MATERIAL FOR THIS EXERCISE
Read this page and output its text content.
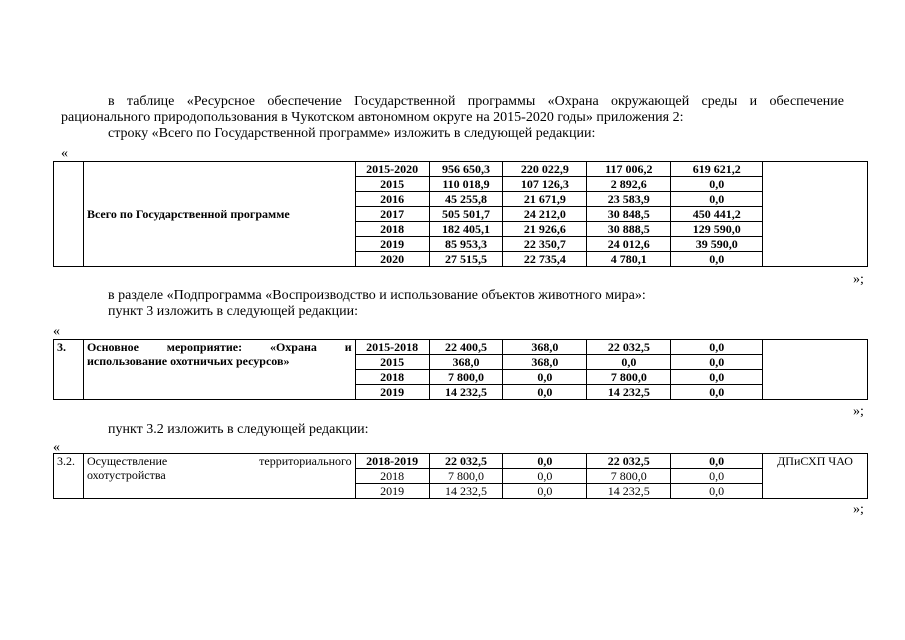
в таблице «Ресурсное обеспечение Государственной программы «Охрана окружающей среды и обеспечение
рационального природопользования в Чукотском автономном округе на 2015-2020 годы» приложения 2:
строку «Всего по Государственной программе» изложить в следующей редакции:
«

	Всего по Государственной программе	2015-2020	956 650,3	220 022,9	117 006,2	619 621,2	
		2015	110 018,9	107 126,3	2 892,6	0,0	
		2016	45 255,8	21 671,9	23 583,9	0,0	
		2017	505 501,7	24 212,0	30 848,5	450 441,2	
		2018	182 405,1	21 926,6	30 888,5	129 590,0	
		2019	85 953,3	22 350,7	24 012,6	39 590,0	
		2020	27 515,5	22 735,4	4 780,1	0,0	
»;
в разделе «Подпрограмма «Воспроизводство и использование объектов животного мира»:
пункт 3 изложить в следующей редакции:
«
3.	Основное мероприятие: «Охрана и
использование охотничьих ресурсов»	2015-2018	22 400,5	368,0	22 032,5	0,0	
		2015	368,0	368,0	0,0	0,0	
		2018	7 800,0	0,0	7 800,0	0,0	
		2019	14 232,5	0,0	14 232,5	0,0	
»;
пункт 3.2 изложить в следующей редакции:
«
3.2.	Осуществление территориального
охотустройства	2018-2019	22 032,5	0,0	22 032,5	0,0	ДПиСХП ЧАО
		2018	7 800,0	0,0	7 800,0	0,0	
		2019	14 232,5	0,0	14 232,5	0,0	
»;
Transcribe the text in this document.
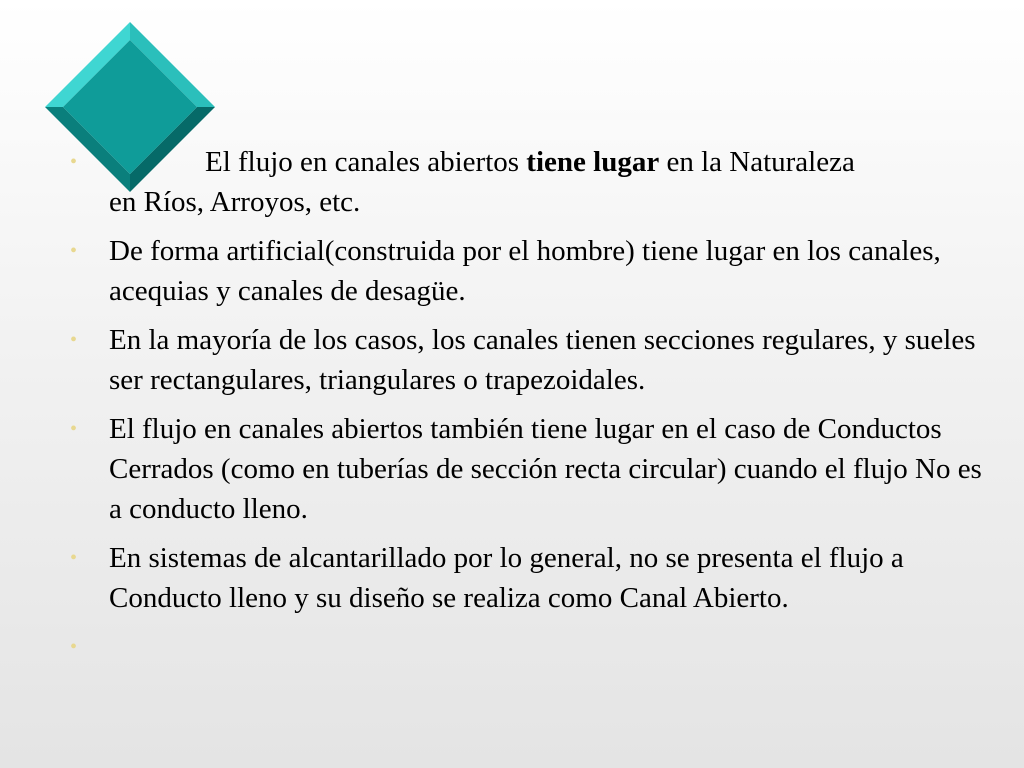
•	El flujo en canales abiertos tiene lugar en la Naturaleza
en Ríos, Arroyos, etc.
• De forma artificial(construida por el hombre) tiene lugar en los canales, acequias y canales de desagüe.
• En la mayoría de los casos, los canales tienen secciones regulares, y sueles ser rectangulares, triangulares o trapezoidales.
• El flujo en canales abiertos también tiene lugar en el caso de Conductos Cerrados (como en tuberías de sección recta circular) cuando el flujo No es a conducto lleno.
• En sistemas de alcantarillado por lo general, no se presenta el flujo a Conducto lleno y su diseño se realiza como Canal Abierto.
•
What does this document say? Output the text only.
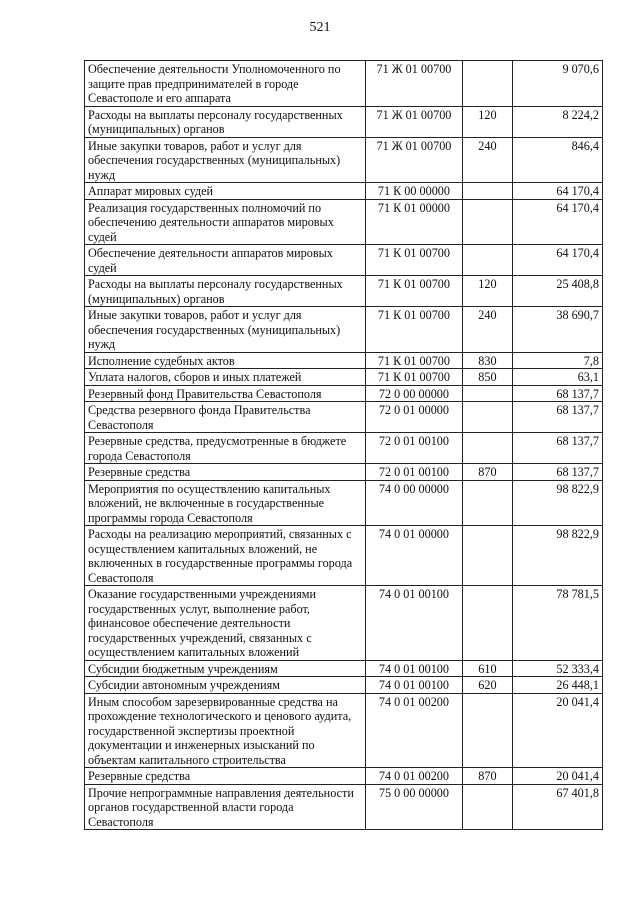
521
Обеспечение деятельности Уполномоченного по защите прав предпринимателей в городе Севастополе и его аппарата	71 Ж 01 00700		9 070,6
Расходы на выплаты персоналу государственных (муниципальных) органов	71 Ж 01 00700	120	8 224,2
Иные закупки товаров, работ и услуг для обеспечения государственных (муниципальных) нужд	71 Ж 01 00700	240	846,4
Аппарат мировых судей	71 К 00 00000		64 170,4
Реализация государственных полномочий по обеспечению деятельности аппаратов мировых судей	71 К 01 00000		64 170,4
Обеспечение деятельности аппаратов мировых судей	71 К 01 00700		64 170,4
Расходы на выплаты персоналу государственных (муниципальных) органов	71 К 01 00700	120	25 408,8
Иные закупки товаров, работ и услуг для обеспечения государственных (муниципальных) нужд	71 К 01 00700	240	38 690,7
Исполнение судебных актов	71 К 01 00700	830	7,8
Уплата налогов, сборов и иных платежей	71 К 01 00700	850	63,1
Резервный фонд Правительства Севастополя	72 0 00 00000		68 137,7
Средства резервного фонда Правительства Севастополя	72 0 01 00000		68 137,7
Резервные средства, предусмотренные в бюджете города Севастополя	72 0 01 00100		68 137,7
Резервные средства	72 0 01 00100	870	68 137,7
Мероприятия по осуществлению капитальных вложений, не включенные в государственные программы города Севастополя	74 0 00 00000		98 822,9
Расходы на реализацию мероприятий, связанных с осуществлением капитальных вложений, не включенных в государственные программы города Севастополя	74 0 01 00000		98 822,9
Оказание государственными учреждениями государственных услуг, выполнение работ, финансовое обеспечение деятельности государственных учреждений, связанных с осуществлением капитальных вложений	74 0 01 00100		78 781,5
Субсидии бюджетным учреждениям	74 0 01 00100	610	52 333,4
Субсидии автономным учреждениям	74 0 01 00100	620	26 448,1
Иным способом зарезервированные средства на прохождение технологического и ценового аудита, государственной экспертизы проектной документации и инженерных изысканий по объектам капитального строительства	74 0 01 00200		20 041,4
Резервные средства	74 0 01 00200	870	20 041,4
Прочие непрограммные направления деятельности органов государственной власти города Севастополя	75 0 00 00000		67 401,8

YOUR OBJECTIVE
Work out how many lines of the listing above include the word "государственные". Report only the number.

RESPONSE TO THE EXERCISE
2